**To do**
All of the records listed below should be retyped exactly.

Begin

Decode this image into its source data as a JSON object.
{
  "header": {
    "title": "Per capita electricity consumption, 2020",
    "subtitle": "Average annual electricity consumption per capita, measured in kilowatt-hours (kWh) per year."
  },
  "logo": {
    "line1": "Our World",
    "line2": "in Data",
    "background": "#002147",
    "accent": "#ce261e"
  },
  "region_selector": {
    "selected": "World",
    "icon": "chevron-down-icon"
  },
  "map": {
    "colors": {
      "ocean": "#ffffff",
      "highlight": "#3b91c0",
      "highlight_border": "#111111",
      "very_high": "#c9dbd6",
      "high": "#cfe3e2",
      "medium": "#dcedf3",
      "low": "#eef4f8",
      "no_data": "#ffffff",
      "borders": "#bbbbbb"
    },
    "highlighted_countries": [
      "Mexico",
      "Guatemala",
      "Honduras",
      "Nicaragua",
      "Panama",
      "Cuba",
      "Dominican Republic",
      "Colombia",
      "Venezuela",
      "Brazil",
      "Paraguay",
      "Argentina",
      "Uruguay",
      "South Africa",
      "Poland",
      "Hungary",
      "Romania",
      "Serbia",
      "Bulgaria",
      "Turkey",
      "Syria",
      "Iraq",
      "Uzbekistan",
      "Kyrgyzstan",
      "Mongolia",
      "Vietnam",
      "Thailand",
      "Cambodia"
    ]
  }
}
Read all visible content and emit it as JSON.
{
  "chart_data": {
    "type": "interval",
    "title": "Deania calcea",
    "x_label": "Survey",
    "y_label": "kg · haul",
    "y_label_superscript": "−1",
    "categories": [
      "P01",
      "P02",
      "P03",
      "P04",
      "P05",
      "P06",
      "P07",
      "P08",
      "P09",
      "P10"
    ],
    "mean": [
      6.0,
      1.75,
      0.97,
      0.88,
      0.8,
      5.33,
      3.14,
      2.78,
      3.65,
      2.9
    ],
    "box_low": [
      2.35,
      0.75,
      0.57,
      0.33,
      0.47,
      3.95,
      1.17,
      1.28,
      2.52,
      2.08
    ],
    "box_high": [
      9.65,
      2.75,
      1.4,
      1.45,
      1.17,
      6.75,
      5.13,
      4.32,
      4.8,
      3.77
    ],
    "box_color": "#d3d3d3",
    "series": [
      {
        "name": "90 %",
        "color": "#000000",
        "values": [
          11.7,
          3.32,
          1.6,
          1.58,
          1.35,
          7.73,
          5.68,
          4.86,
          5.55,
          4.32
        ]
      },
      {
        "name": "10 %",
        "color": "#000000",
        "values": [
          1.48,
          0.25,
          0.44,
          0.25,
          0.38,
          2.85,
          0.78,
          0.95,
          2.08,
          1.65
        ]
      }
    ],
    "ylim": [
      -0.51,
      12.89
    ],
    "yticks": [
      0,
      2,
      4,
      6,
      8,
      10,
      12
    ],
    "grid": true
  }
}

End

**Task result**
Decode this image into its source data as a JSON object.
{
  "header": {
    "title": "Per capita electricity consumption, 2020",
    "subtitle": "Average annual electricity consumption per capita, measured in kilowatt-hours (kWh) per year."
  },
  "logo": {
    "line1": "Our World",
    "line2": "in Data",
    "background": "#002147",
    "accent": "#ce261e"
  },
  "region_selector": {
    "selected": "World",
    "icon": "chevron-down-icon"
  },
  "map": {
    "colors": {
      "ocean": "#ffffff",
      "highlight": "#3b91c0",
      "highlight_border": "#111111",
      "very_high": "#c9dbd6",
      "high": "#cfe3e2",
      "medium": "#dcedf3",
      "low": "#eef4f8",
      "no_data": "#ffffff",
      "borders": "#bbbbbb"
    },
    "highlighted_countries": [
      "Mexico",
      "Guatemala",
      "Honduras",
      "Nicaragua",
      "Panama",
      "Cuba",
      "Dominican Republic",
      "Colombia",
      "Venezuela",
      "Brazil",
      "Paraguay",
      "Argentina",
      "Uruguay",
      "South Africa",
      "Poland",
      "Hungary",
      "Romania",
      "Serbia",
      "Bulgaria",
      "Turkey",
      "Syria",
      "Iraq",
      "Uzbekistan",
      "Kyrgyzstan",
      "Mongolia",
      "Vietnam",
      "Thailand",
      "Cambodia"
    ]
  }
}
Read all visible content and emit it as JSON.
{
  "chart_data": {
    "type": "interval",
    "title": "Deania calcea",
    "x_label": "Survey",
    "y_label": "kg · haul",
    "y_label_superscript": "−1",
    "categories": [
      "P01",
      "P02",
      "P03",
      "P04",
      "P05",
      "P06",
      "P07",
      "P08",
      "P09",
      "P10"
    ],
    "mean": [
      6.0,
      1.75,
      0.97,
      0.88,
      0.8,
      5.33,
      3.14,
      2.78,
      3.65,
      2.9
    ],
    "box_low": [
      2.35,
      0.75,
      0.57,
      0.33,
      0.47,
      3.95,
      1.17,
      1.28,
      2.52,
      2.08
    ],
    "box_high": [
      9.65,
      2.75,
      1.4,
      1.45,
      1.17,
      6.75,
      5.13,
      4.32,
      4.8,
      3.77
    ],
    "box_color": "#d3d3d3",
    "series": [
      {
        "name": "90 %",
        "color": "#000000",
        "values": [
          11.7,
          3.32,
          1.6,
          1.58,
          1.35,
          7.73,
          5.68,
          4.86,
          5.55,
          4.32
        ]
      },
      {
        "name": "10 %",
        "color": "#000000",
        "values": [
          1.48,
          0.25,
          0.44,
          0.25,
          0.38,
          2.85,
          0.78,
          0.95,
          2.08,
          1.65
        ]
      }
    ],
    "ylim": [
      -0.51,
      12.89
    ],
    "yticks": [
      0,
      2,
      4,
      6,
      8,
      10,
      12
    ],
    "grid": true
  }
}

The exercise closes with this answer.